WORK INSTRUCTIONS ::
Send each entry back exactly as given, pictures excluded.

TASK INPUT ::
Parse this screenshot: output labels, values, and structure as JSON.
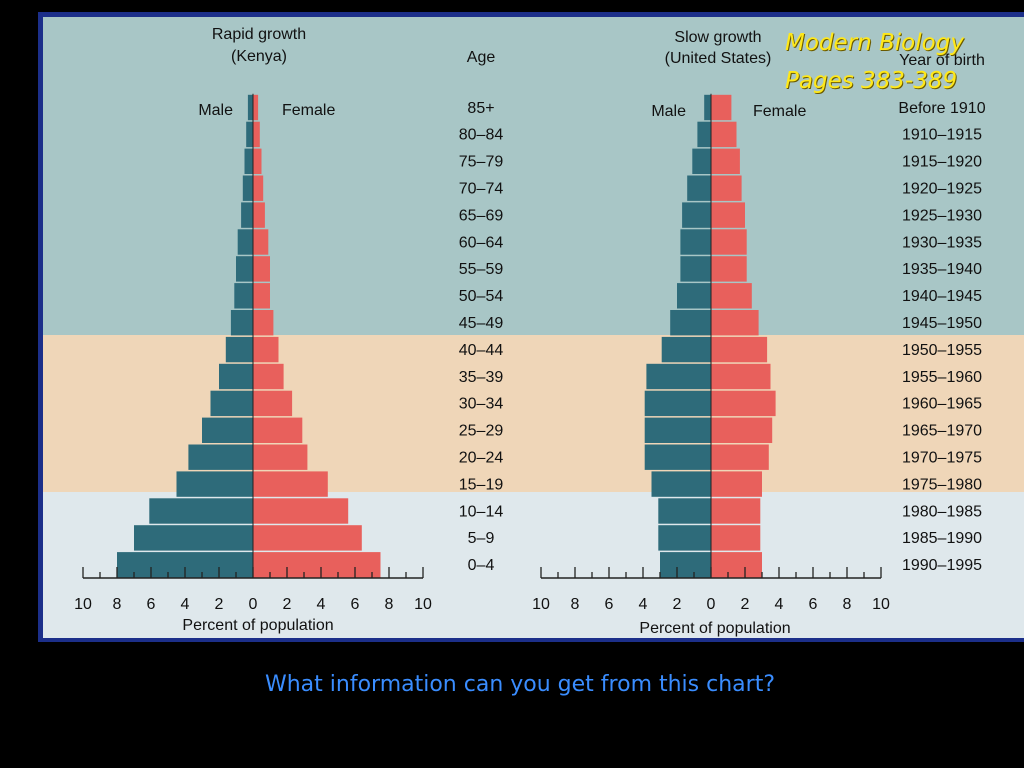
{
  "slide": {
    "source_note": [
      "Modern Biology",
      "Pages 383-389"
    ],
    "question": "What information can you get from this chart?",
    "colors": {
      "male": "#2e6b7a",
      "female": "#e8605c",
      "background": "#000000",
      "note": "#ffe81a",
      "question": "#3a8dff"
    }
  },
  "chart_data": [
    {
      "type": "bar",
      "orientation": "horizontal",
      "title": "Rapid growth",
      "subtitle": "(Kenya)",
      "category_header": "Age",
      "categories": [
        "0–4",
        "5–9",
        "10–14",
        "15–19",
        "20–24",
        "25–29",
        "30–34",
        "35–39",
        "40–44",
        "45–49",
        "50–54",
        "55–59",
        "60–64",
        "65–69",
        "70–74",
        "75–79",
        "80–84",
        "85+"
      ],
      "series": [
        {
          "name": "Male",
          "side": "left",
          "values": [
            8.0,
            7.0,
            6.1,
            4.5,
            3.8,
            3.0,
            2.5,
            2.0,
            1.6,
            1.3,
            1.1,
            1.0,
            0.9,
            0.7,
            0.6,
            0.5,
            0.4,
            0.3
          ]
        },
        {
          "name": "Female",
          "side": "right",
          "values": [
            7.5,
            6.4,
            5.6,
            4.4,
            3.2,
            2.9,
            2.3,
            1.8,
            1.5,
            1.2,
            1.0,
            1.0,
            0.9,
            0.7,
            0.6,
            0.5,
            0.4,
            0.3
          ]
        }
      ],
      "xlabel": "Percent of population",
      "xticks": [
        "10",
        "8",
        "6",
        "4",
        "2",
        "0",
        "2",
        "4",
        "6",
        "8",
        "10"
      ],
      "xlim": [
        -10,
        10
      ]
    },
    {
      "type": "bar",
      "orientation": "horizontal",
      "title": "Slow growth",
      "subtitle": "(United States)",
      "category_header": "Year of birth",
      "categories": [
        "1990–1995",
        "1985–1990",
        "1980–1985",
        "1975–1980",
        "1970–1975",
        "1965–1970",
        "1960–1965",
        "1955–1960",
        "1950–1955",
        "1945–1950",
        "1940–1945",
        "1935–1940",
        "1930–1935",
        "1925–1930",
        "1920–1925",
        "1915–1920",
        "1910–1915",
        "Before 1910"
      ],
      "series": [
        {
          "name": "Male",
          "side": "left",
          "values": [
            3.0,
            3.1,
            3.1,
            3.5,
            3.9,
            3.9,
            3.9,
            3.8,
            2.9,
            2.4,
            2.0,
            1.8,
            1.8,
            1.7,
            1.4,
            1.1,
            0.8,
            0.4
          ]
        },
        {
          "name": "Female",
          "side": "right",
          "values": [
            3.0,
            2.9,
            2.9,
            3.0,
            3.4,
            3.6,
            3.8,
            3.5,
            3.3,
            2.8,
            2.4,
            2.1,
            2.1,
            2.0,
            1.8,
            1.7,
            1.5,
            1.2
          ]
        }
      ],
      "xlabel": "Percent of population",
      "xticks": [
        "10",
        "8",
        "6",
        "4",
        "2",
        "0",
        "2",
        "4",
        "6",
        "8",
        "10"
      ],
      "xlim": [
        -10,
        10
      ]
    }
  ]
}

SOLUTION FOR THIS EXERCISE ::
Parse this screenshot: output labels, values, and structure as JSON.
{
  "slide": {
    "source_note": [
      "Modern Biology",
      "Pages 383-389"
    ],
    "question": "What information can you get from this chart?",
    "colors": {
      "male": "#2e6b7a",
      "female": "#e8605c",
      "background": "#000000",
      "note": "#ffe81a",
      "question": "#3a8dff"
    }
  },
  "chart_data": [
    {
      "type": "bar",
      "orientation": "horizontal",
      "title": "Rapid growth",
      "subtitle": "(Kenya)",
      "category_header": "Age",
      "categories": [
        "0–4",
        "5–9",
        "10–14",
        "15–19",
        "20–24",
        "25–29",
        "30–34",
        "35–39",
        "40–44",
        "45–49",
        "50–54",
        "55–59",
        "60–64",
        "65–69",
        "70–74",
        "75–79",
        "80–84",
        "85+"
      ],
      "series": [
        {
          "name": "Male",
          "side": "left",
          "values": [
            8.0,
            7.0,
            6.1,
            4.5,
            3.8,
            3.0,
            2.5,
            2.0,
            1.6,
            1.3,
            1.1,
            1.0,
            0.9,
            0.7,
            0.6,
            0.5,
            0.4,
            0.3
          ]
        },
        {
          "name": "Female",
          "side": "right",
          "values": [
            7.5,
            6.4,
            5.6,
            4.4,
            3.2,
            2.9,
            2.3,
            1.8,
            1.5,
            1.2,
            1.0,
            1.0,
            0.9,
            0.7,
            0.6,
            0.5,
            0.4,
            0.3
          ]
        }
      ],
      "xlabel": "Percent of population",
      "xticks": [
        "10",
        "8",
        "6",
        "4",
        "2",
        "0",
        "2",
        "4",
        "6",
        "8",
        "10"
      ],
      "xlim": [
        -10,
        10
      ]
    },
    {
      "type": "bar",
      "orientation": "horizontal",
      "title": "Slow growth",
      "subtitle": "(United States)",
      "category_header": "Year of birth",
      "categories": [
        "1990–1995",
        "1985–1990",
        "1980–1985",
        "1975–1980",
        "1970–1975",
        "1965–1970",
        "1960–1965",
        "1955–1960",
        "1950–1955",
        "1945–1950",
        "1940–1945",
        "1935–1940",
        "1930–1935",
        "1925–1930",
        "1920–1925",
        "1915–1920",
        "1910–1915",
        "Before 1910"
      ],
      "series": [
        {
          "name": "Male",
          "side": "left",
          "values": [
            3.0,
            3.1,
            3.1,
            3.5,
            3.9,
            3.9,
            3.9,
            3.8,
            2.9,
            2.4,
            2.0,
            1.8,
            1.8,
            1.7,
            1.4,
            1.1,
            0.8,
            0.4
          ]
        },
        {
          "name": "Female",
          "side": "right",
          "values": [
            3.0,
            2.9,
            2.9,
            3.0,
            3.4,
            3.6,
            3.8,
            3.5,
            3.3,
            2.8,
            2.4,
            2.1,
            2.1,
            2.0,
            1.8,
            1.7,
            1.5,
            1.2
          ]
        }
      ],
      "xlabel": "Percent of population",
      "xticks": [
        "10",
        "8",
        "6",
        "4",
        "2",
        "0",
        "2",
        "4",
        "6",
        "8",
        "10"
      ],
      "xlim": [
        -10,
        10
      ]
    }
  ]
}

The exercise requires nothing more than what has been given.